WRITTEN INSTRUCTION » Scan the entries below and report only how many lines contain "image".

DATA TO USE »

+-------+

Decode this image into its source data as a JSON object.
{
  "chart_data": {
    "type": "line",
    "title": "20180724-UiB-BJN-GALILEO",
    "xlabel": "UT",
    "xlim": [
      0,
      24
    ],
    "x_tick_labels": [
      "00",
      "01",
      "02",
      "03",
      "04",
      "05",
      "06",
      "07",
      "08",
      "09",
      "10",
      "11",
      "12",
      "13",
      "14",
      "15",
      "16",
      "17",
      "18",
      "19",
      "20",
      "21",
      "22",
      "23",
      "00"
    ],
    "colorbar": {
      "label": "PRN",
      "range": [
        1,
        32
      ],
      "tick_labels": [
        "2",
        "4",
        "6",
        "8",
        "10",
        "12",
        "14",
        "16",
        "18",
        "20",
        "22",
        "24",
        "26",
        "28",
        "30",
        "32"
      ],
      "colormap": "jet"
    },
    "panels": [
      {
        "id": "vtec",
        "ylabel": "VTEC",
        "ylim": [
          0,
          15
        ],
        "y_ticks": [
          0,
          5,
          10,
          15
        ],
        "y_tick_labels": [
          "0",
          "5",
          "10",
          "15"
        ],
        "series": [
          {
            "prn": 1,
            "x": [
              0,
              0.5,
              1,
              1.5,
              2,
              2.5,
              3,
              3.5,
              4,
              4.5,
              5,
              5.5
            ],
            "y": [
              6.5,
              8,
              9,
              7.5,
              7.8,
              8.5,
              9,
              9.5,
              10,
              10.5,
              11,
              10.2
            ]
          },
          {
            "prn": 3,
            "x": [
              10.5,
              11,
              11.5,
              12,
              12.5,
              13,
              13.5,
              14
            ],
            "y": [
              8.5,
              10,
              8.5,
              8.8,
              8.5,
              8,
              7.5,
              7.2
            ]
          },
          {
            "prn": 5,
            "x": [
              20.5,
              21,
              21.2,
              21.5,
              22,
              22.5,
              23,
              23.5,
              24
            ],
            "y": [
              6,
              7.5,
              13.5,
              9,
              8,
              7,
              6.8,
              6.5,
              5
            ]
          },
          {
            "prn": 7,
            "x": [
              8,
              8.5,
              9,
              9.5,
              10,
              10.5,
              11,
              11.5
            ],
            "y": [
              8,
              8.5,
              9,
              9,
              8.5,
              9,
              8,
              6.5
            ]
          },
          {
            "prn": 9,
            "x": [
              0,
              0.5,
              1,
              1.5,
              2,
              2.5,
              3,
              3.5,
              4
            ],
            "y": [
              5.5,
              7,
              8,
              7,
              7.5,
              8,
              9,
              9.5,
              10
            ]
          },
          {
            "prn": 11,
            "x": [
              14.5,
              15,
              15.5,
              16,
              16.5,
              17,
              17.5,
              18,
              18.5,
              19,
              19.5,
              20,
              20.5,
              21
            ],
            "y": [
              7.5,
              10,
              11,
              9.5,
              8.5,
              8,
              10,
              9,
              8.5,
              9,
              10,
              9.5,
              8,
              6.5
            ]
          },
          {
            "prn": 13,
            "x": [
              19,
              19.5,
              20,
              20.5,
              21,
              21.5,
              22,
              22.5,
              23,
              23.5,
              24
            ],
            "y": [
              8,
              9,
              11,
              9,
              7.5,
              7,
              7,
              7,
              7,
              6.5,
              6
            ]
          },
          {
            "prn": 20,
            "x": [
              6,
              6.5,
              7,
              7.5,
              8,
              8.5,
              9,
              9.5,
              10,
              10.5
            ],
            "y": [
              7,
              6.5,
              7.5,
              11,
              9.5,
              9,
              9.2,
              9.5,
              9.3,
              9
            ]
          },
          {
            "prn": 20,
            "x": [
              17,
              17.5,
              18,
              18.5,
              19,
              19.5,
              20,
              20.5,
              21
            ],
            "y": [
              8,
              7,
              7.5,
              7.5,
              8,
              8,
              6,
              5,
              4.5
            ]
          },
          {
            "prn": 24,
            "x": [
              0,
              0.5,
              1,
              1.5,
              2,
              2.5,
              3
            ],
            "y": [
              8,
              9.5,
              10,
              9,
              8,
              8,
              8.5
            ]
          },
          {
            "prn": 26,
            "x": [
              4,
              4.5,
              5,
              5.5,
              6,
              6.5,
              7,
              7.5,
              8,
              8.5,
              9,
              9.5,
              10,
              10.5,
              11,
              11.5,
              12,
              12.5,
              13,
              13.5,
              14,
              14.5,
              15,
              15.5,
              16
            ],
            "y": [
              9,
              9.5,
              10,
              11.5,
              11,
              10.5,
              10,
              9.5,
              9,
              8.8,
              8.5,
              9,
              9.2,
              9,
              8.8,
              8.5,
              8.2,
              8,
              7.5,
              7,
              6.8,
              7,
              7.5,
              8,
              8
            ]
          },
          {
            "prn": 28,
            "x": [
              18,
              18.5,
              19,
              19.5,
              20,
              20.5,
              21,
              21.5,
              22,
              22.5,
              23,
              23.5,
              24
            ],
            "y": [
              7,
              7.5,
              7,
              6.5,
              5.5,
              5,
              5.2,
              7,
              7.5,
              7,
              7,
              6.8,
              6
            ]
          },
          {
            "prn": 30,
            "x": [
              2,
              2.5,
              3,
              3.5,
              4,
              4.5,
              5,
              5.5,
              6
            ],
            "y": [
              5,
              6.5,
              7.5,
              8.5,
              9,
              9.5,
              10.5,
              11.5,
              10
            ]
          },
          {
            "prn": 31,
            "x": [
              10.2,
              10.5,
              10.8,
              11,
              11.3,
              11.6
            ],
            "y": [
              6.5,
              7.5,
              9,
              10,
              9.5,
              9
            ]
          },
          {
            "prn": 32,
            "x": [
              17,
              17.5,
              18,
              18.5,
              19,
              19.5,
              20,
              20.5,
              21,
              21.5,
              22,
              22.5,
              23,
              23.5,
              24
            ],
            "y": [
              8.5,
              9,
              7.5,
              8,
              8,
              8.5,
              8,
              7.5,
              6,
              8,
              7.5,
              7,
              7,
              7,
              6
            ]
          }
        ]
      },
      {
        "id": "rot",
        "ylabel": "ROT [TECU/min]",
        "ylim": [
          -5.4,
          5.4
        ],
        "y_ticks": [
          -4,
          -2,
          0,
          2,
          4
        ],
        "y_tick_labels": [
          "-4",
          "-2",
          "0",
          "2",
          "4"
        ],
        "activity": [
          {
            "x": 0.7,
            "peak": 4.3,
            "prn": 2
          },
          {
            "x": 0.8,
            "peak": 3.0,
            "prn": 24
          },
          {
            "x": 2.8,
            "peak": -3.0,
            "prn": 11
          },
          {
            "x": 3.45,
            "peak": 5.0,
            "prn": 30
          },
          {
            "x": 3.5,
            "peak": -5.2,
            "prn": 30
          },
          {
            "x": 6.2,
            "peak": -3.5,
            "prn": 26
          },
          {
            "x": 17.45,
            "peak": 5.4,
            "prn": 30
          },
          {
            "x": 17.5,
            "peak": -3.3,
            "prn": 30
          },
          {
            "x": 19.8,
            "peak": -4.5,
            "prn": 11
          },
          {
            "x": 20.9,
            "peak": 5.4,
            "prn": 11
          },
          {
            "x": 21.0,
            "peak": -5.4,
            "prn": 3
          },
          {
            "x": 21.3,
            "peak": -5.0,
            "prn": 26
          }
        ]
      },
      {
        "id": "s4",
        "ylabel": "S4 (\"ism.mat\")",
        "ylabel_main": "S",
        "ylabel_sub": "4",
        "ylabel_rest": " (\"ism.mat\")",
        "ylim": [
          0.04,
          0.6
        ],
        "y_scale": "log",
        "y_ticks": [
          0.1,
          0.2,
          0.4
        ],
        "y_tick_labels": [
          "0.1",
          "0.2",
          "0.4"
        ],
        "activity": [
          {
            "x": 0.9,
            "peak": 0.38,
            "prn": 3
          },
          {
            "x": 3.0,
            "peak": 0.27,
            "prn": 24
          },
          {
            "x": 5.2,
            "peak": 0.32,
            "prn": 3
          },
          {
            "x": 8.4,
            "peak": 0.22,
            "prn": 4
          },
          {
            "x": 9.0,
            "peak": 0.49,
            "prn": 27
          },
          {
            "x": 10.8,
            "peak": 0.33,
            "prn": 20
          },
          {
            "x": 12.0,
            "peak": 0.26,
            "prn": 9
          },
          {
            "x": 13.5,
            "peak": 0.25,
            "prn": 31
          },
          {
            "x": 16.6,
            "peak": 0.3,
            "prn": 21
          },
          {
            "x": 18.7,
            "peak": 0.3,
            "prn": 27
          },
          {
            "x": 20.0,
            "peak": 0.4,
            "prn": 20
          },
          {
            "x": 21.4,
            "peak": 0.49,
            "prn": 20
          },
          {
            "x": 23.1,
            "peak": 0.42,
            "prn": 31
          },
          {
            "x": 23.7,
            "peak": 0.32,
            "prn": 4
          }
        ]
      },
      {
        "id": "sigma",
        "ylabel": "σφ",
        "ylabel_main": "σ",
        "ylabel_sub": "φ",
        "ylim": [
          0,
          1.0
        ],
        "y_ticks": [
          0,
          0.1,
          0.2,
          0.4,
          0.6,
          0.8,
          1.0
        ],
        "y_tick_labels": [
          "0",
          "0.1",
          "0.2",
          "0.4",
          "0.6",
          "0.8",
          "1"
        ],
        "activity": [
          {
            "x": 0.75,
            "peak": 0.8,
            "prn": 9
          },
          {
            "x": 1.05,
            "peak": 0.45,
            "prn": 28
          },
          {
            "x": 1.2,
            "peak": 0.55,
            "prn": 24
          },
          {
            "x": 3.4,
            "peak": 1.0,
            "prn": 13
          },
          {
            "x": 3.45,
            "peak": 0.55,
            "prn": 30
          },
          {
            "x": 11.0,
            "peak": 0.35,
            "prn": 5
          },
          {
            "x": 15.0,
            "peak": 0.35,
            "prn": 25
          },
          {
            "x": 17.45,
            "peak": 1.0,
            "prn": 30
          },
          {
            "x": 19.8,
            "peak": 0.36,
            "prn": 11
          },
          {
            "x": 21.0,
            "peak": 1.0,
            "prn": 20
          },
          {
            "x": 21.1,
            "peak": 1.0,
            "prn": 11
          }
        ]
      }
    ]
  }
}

+-------+

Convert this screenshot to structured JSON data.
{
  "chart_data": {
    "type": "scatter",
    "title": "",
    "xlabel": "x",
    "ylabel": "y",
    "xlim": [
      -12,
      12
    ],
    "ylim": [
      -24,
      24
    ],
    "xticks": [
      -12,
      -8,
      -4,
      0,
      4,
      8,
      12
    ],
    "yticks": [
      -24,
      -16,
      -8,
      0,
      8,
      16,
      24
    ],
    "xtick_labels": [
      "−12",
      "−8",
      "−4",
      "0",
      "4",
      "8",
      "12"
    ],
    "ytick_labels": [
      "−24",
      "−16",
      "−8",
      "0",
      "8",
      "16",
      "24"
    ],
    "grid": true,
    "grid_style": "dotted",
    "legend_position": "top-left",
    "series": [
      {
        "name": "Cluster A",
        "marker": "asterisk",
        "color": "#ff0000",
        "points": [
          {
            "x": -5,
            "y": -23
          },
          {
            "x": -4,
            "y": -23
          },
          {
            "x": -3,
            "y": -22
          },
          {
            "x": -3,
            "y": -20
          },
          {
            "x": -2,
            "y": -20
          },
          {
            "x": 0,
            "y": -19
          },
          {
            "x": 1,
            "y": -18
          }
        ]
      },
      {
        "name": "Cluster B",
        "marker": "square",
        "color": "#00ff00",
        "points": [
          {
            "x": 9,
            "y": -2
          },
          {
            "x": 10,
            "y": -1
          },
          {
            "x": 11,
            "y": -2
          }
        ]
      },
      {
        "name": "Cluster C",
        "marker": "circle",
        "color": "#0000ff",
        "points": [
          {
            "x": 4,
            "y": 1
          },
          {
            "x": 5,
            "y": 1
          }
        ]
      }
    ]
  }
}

+-------+

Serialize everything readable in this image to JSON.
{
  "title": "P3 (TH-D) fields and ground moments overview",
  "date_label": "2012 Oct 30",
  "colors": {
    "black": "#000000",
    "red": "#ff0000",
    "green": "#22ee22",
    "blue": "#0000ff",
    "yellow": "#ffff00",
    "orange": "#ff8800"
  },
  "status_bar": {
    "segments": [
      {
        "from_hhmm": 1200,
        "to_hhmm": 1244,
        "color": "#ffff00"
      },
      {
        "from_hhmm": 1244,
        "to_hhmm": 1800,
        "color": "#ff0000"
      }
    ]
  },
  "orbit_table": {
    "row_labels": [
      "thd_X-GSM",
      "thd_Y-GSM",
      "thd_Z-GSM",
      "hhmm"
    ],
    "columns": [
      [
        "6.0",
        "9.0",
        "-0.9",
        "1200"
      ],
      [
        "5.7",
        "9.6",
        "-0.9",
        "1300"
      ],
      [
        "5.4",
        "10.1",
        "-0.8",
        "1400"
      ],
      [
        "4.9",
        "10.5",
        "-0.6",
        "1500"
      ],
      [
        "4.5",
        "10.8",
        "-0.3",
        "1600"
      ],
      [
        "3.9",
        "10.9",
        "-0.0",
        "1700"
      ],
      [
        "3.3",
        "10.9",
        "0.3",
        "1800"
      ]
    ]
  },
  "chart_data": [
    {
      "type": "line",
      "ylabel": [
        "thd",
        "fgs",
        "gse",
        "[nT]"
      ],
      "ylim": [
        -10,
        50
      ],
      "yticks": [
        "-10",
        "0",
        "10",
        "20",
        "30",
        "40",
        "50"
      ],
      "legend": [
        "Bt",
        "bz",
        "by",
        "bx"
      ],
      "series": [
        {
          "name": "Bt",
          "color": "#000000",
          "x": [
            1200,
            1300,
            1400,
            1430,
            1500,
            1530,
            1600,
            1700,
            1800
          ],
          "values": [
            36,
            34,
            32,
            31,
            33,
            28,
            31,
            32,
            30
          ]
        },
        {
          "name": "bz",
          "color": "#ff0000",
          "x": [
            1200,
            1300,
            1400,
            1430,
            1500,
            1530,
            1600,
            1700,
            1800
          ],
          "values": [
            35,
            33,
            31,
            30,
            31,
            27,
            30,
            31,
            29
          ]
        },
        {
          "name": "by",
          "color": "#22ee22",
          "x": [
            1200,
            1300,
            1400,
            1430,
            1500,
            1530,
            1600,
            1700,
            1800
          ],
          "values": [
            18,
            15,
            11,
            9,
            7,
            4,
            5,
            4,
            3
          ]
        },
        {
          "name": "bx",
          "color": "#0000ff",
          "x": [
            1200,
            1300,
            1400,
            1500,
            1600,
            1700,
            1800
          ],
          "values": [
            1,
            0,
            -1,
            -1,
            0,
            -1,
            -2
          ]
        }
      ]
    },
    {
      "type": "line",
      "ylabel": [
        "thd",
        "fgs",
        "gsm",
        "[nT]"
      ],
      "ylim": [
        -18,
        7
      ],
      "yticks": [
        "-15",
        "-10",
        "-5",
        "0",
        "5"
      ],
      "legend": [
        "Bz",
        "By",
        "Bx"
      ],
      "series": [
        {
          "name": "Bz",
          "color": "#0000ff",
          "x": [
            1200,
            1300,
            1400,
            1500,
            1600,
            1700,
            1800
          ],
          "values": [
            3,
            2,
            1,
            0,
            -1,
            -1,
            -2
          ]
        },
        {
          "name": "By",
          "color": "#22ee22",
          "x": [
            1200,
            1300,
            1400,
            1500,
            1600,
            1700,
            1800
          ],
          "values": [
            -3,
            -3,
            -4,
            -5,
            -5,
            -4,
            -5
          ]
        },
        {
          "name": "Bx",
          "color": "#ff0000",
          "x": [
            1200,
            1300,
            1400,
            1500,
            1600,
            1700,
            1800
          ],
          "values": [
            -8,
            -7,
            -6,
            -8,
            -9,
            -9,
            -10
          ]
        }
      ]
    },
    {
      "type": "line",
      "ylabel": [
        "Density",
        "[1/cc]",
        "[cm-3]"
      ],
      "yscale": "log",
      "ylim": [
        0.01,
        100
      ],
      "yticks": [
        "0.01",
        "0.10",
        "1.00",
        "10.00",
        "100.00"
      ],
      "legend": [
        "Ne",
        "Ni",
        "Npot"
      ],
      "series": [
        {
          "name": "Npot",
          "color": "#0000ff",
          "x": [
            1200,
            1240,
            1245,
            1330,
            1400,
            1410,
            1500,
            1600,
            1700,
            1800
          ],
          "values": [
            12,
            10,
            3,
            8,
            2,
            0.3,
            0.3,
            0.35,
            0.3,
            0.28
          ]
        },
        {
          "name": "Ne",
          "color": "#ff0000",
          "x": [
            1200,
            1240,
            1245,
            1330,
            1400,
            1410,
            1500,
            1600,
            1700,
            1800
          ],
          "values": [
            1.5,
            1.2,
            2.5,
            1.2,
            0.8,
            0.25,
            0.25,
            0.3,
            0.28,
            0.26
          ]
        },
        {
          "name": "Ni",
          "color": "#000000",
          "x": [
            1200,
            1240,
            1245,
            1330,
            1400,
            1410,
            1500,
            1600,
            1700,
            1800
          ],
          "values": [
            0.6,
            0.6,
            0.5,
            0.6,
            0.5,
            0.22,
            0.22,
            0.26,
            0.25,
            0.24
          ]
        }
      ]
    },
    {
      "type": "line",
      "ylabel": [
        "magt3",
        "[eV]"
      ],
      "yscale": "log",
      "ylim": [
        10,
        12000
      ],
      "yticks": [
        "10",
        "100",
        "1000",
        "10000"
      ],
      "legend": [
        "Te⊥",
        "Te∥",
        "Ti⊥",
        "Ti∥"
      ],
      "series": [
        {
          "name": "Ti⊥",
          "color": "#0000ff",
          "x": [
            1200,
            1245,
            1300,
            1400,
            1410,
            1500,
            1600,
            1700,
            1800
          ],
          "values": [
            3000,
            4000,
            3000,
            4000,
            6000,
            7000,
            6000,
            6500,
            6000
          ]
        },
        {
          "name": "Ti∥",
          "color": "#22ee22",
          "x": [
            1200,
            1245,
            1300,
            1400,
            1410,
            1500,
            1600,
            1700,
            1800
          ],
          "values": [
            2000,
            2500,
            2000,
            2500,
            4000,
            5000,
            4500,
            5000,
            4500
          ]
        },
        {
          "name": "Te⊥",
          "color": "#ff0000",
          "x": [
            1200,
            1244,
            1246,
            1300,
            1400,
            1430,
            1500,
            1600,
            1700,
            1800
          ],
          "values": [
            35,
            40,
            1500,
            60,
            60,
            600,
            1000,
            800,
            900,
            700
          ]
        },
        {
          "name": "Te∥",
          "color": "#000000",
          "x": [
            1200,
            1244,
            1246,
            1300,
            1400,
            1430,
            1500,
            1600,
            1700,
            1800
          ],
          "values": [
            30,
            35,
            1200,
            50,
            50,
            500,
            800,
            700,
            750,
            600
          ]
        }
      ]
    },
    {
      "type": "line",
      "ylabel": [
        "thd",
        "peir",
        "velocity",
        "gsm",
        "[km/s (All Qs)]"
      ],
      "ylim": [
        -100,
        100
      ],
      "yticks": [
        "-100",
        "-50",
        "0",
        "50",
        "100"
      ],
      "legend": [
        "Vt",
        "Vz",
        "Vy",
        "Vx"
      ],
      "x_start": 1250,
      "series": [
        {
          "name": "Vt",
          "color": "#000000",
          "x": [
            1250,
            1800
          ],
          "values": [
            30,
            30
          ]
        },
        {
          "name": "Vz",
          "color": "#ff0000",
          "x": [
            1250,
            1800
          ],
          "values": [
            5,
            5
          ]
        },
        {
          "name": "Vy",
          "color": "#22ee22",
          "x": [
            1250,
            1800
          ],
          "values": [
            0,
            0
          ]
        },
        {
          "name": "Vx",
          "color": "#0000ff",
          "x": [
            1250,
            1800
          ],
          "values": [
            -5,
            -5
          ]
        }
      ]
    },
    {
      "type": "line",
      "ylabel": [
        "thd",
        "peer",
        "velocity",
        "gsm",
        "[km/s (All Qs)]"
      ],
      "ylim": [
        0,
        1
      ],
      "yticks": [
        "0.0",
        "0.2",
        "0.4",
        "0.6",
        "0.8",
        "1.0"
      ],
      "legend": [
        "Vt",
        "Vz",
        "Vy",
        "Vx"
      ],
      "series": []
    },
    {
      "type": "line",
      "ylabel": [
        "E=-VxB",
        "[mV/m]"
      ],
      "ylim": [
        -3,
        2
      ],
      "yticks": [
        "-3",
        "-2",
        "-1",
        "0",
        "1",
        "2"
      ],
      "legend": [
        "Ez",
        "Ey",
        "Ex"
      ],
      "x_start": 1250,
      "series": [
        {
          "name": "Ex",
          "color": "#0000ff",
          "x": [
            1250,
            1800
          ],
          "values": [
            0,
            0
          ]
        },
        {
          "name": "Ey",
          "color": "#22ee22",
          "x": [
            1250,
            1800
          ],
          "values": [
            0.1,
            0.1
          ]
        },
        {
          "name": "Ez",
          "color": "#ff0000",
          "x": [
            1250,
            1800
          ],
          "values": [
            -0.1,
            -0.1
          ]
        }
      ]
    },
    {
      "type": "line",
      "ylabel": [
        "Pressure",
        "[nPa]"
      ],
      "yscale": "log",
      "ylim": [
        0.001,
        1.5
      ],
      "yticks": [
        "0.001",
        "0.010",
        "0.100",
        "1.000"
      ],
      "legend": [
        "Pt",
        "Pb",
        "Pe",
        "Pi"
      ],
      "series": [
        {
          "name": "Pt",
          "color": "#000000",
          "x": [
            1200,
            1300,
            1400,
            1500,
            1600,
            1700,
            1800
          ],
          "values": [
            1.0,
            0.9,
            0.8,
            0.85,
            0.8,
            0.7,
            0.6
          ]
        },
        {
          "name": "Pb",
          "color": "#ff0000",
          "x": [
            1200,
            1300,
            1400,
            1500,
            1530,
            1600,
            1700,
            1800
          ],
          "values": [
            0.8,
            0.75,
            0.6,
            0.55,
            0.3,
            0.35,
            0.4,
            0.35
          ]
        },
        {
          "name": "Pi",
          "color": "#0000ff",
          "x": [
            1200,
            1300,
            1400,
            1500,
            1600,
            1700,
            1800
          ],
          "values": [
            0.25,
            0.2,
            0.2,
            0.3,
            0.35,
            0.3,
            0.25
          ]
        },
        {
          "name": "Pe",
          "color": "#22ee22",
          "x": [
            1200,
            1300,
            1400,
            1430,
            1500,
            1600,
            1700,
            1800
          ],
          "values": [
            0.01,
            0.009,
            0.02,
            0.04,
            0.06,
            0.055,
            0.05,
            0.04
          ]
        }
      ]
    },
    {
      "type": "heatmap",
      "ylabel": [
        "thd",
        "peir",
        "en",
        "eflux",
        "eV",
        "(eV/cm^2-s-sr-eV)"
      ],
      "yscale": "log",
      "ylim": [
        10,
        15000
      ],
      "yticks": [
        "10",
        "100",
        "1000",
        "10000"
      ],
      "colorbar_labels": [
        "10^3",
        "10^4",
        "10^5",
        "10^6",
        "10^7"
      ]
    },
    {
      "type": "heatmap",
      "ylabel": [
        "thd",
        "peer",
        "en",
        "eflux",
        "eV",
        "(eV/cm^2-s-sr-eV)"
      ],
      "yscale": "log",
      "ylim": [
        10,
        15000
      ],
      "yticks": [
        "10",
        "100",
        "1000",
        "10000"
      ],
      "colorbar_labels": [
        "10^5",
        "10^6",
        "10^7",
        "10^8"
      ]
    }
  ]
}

+-------+

TASK OUTPUT » 2